→ EXERCISE DESCRIPTION
Count how many lines below include the string "After", and give that number without anything else.

→ DATASET RECORDS

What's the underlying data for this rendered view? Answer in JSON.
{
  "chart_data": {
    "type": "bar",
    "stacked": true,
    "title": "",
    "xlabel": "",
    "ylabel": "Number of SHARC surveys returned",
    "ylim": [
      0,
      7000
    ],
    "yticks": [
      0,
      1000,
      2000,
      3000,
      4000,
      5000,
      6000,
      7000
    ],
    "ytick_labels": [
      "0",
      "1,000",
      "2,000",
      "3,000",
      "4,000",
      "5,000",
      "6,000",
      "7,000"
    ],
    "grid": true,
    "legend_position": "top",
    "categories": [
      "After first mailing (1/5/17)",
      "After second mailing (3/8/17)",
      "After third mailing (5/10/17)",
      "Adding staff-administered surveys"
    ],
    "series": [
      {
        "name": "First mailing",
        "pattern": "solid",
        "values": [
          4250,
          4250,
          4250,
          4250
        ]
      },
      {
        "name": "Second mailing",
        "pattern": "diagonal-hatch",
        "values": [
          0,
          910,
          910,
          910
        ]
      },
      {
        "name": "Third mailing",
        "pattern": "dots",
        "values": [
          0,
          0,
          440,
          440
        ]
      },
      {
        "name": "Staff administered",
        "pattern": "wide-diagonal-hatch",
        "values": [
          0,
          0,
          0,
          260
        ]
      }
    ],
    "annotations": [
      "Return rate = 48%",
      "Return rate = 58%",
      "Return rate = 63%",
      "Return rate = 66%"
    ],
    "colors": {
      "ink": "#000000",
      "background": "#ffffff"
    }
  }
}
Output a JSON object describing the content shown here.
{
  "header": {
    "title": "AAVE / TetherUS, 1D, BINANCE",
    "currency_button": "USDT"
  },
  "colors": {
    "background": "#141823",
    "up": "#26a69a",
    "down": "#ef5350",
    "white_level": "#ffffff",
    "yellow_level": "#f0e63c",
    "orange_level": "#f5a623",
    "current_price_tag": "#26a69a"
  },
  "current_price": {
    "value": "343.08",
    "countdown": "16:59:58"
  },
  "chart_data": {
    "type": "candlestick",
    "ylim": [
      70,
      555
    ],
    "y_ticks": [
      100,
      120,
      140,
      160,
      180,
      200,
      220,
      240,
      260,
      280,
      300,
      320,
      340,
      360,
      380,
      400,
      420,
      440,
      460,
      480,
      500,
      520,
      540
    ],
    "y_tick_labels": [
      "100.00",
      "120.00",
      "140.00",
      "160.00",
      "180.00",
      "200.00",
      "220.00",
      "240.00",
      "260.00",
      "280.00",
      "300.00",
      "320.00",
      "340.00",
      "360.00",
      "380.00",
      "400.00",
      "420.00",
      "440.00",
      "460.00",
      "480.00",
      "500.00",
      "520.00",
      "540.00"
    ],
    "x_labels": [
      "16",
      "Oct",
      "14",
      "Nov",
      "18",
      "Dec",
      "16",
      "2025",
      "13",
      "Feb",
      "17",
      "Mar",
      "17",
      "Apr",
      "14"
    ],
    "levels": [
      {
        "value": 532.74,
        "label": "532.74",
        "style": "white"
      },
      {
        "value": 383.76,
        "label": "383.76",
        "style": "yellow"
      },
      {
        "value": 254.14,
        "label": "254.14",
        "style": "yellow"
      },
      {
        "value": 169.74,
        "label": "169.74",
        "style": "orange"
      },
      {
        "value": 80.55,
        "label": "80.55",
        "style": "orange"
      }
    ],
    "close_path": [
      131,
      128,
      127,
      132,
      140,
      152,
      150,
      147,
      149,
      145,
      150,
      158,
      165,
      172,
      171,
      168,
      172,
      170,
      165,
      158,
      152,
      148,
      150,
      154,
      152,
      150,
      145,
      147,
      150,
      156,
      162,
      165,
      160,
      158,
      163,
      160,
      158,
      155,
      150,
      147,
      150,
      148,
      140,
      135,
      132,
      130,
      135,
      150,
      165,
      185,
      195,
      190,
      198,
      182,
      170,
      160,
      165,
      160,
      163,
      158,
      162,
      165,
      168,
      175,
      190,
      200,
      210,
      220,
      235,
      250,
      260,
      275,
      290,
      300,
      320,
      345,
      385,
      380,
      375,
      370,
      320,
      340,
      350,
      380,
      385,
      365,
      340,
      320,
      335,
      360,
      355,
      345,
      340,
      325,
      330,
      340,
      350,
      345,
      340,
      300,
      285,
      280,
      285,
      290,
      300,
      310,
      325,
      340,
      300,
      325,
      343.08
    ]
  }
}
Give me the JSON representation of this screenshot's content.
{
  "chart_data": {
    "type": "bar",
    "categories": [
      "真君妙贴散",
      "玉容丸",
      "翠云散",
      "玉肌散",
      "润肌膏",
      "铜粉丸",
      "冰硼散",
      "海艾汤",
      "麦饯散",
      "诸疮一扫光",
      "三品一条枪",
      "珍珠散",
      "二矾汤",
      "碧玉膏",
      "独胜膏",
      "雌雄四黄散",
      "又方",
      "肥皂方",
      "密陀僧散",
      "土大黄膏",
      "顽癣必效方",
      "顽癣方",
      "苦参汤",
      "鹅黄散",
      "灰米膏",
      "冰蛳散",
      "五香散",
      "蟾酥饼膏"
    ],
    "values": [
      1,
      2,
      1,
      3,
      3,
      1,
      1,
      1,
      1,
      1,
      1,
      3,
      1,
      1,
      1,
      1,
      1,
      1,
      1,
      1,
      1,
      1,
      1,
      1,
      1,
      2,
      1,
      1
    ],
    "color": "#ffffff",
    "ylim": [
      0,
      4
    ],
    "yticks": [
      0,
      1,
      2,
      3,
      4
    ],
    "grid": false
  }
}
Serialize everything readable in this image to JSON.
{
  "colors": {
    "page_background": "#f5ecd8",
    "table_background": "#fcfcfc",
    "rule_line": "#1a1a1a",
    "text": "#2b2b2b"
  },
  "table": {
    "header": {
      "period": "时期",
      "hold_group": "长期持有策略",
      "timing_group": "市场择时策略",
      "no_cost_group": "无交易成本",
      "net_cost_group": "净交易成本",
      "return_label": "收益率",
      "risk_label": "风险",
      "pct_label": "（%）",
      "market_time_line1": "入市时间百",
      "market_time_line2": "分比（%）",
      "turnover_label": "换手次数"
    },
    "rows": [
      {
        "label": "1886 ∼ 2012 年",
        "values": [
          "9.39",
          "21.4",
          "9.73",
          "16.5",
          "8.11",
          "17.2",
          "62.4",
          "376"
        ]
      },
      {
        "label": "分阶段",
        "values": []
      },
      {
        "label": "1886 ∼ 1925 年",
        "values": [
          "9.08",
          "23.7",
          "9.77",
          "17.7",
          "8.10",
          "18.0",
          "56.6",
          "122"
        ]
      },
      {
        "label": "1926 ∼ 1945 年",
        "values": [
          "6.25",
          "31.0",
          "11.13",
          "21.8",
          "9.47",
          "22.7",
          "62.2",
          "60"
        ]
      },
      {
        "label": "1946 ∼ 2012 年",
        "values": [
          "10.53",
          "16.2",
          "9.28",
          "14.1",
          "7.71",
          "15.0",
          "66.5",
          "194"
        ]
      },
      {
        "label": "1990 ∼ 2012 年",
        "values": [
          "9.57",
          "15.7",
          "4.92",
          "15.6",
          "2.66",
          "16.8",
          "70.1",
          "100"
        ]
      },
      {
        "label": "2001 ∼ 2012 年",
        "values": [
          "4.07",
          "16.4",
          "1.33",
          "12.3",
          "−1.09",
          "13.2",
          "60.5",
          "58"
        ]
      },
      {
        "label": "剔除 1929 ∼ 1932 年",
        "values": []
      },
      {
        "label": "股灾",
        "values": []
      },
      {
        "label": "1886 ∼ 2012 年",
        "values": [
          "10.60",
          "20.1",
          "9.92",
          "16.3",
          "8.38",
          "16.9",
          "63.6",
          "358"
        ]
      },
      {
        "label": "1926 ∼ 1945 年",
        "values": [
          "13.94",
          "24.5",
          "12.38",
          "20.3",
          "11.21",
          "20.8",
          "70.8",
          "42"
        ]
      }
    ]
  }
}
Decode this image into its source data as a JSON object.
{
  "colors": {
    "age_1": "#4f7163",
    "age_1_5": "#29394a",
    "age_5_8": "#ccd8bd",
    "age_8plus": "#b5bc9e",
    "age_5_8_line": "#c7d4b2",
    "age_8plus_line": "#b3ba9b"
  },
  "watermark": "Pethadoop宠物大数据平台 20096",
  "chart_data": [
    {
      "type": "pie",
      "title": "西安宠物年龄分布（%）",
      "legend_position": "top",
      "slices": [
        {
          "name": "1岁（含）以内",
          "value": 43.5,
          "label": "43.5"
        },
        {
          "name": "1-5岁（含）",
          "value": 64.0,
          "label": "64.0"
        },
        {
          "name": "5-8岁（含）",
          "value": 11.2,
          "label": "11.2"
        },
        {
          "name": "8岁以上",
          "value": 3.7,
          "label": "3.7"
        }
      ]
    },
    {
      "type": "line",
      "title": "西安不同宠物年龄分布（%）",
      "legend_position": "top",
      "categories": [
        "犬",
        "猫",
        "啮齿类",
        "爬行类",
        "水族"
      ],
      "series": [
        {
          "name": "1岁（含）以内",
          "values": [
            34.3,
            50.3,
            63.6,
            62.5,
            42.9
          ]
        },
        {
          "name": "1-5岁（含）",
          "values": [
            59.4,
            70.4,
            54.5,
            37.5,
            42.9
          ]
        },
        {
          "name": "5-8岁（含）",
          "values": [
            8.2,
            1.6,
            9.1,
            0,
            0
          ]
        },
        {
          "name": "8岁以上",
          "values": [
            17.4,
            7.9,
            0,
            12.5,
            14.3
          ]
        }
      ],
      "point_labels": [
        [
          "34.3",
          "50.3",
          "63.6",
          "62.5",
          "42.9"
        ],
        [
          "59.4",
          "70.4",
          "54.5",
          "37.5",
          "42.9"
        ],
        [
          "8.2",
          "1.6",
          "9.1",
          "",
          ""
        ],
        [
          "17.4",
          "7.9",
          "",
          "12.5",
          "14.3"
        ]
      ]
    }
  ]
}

→ ANSWER TO THE PROBLEM
3